**The task:** Draw out every line with the word "JSON" from the listing below.

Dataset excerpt
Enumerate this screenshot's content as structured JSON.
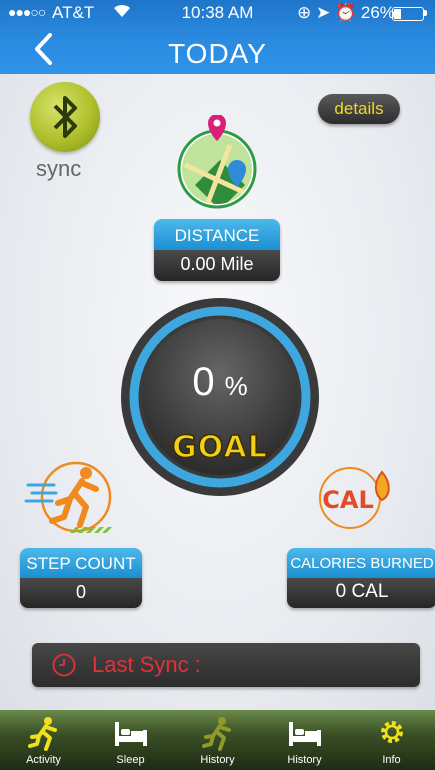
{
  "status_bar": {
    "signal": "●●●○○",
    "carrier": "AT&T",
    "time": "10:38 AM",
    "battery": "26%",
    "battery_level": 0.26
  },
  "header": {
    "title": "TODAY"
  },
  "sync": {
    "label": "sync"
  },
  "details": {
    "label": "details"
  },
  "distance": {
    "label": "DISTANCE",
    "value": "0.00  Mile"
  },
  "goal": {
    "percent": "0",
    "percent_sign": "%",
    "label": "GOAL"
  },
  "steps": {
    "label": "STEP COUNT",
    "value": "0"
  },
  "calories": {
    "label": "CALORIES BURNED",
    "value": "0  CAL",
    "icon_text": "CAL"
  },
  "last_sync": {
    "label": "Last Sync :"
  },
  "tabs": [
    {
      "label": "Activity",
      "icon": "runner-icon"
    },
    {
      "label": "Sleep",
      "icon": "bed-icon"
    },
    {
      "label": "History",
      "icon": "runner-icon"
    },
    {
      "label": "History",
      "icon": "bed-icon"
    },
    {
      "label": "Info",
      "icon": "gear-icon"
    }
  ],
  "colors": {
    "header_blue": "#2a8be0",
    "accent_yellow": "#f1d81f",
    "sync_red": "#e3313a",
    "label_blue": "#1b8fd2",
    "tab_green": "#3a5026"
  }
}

...

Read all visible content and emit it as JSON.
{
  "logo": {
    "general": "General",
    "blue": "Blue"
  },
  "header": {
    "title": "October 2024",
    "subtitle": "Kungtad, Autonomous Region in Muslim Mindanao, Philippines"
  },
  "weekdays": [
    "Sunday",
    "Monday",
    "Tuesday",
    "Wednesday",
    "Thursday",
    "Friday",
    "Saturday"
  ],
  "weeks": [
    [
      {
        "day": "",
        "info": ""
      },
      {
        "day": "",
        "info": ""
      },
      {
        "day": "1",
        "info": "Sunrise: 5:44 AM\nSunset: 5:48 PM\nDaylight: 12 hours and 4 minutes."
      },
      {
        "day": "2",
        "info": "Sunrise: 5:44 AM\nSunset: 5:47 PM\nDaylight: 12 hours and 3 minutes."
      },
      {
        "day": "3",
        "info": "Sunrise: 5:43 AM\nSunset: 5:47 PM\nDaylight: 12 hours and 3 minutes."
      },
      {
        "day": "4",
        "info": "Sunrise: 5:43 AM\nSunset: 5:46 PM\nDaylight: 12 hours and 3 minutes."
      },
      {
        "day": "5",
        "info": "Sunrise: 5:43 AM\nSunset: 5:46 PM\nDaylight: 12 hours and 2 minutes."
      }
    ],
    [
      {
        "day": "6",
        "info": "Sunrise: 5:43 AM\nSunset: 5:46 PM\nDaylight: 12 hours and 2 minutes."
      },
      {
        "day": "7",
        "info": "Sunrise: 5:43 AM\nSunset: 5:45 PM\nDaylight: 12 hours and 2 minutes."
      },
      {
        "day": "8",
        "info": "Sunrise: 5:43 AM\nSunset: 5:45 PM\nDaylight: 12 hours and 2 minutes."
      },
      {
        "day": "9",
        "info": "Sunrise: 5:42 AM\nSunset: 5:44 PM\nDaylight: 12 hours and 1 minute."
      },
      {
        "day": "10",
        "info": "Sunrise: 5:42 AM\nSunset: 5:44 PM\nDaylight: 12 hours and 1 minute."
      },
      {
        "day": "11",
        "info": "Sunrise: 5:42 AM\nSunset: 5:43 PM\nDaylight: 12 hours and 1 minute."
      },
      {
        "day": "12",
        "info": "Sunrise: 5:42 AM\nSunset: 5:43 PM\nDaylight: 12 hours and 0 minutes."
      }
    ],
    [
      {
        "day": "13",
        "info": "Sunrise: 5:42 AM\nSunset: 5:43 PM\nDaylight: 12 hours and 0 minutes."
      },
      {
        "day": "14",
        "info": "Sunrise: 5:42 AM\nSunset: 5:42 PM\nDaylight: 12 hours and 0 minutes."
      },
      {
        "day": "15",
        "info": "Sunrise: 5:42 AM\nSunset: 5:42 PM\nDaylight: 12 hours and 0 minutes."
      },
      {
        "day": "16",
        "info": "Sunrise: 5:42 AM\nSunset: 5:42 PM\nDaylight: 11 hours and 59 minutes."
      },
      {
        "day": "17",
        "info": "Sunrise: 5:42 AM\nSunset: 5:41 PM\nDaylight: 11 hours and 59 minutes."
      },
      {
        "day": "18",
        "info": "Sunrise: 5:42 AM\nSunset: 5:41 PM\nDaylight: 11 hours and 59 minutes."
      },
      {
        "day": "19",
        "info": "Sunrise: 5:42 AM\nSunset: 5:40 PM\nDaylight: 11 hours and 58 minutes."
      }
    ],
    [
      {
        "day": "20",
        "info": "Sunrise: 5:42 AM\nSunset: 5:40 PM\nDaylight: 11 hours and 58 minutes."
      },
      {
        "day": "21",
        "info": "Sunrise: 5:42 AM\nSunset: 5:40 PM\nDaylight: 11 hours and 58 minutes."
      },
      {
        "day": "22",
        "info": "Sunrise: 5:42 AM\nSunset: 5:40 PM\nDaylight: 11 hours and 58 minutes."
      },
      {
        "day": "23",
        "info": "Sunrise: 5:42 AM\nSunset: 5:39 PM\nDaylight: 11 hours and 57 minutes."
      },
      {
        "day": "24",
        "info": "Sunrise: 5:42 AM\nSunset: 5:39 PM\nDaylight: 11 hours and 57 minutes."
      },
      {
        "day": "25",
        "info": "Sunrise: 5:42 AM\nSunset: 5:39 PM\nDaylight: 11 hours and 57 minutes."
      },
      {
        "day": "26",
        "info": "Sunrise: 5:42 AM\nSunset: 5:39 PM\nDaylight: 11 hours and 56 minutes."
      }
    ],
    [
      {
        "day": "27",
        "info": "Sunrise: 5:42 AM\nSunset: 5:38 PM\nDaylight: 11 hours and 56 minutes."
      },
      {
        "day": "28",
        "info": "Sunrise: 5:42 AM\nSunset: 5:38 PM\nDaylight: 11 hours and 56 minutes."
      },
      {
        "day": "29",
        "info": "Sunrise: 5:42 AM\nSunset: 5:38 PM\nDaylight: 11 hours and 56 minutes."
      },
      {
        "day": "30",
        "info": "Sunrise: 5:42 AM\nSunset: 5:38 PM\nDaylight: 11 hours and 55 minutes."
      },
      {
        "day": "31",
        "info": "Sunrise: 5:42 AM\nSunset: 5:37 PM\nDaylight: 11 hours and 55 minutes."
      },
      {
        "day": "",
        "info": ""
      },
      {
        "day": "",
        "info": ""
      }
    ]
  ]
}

**Result of the task:**
Enumerate this screenshot's content as structured JSON.
Read all visible content and emit it as JSON.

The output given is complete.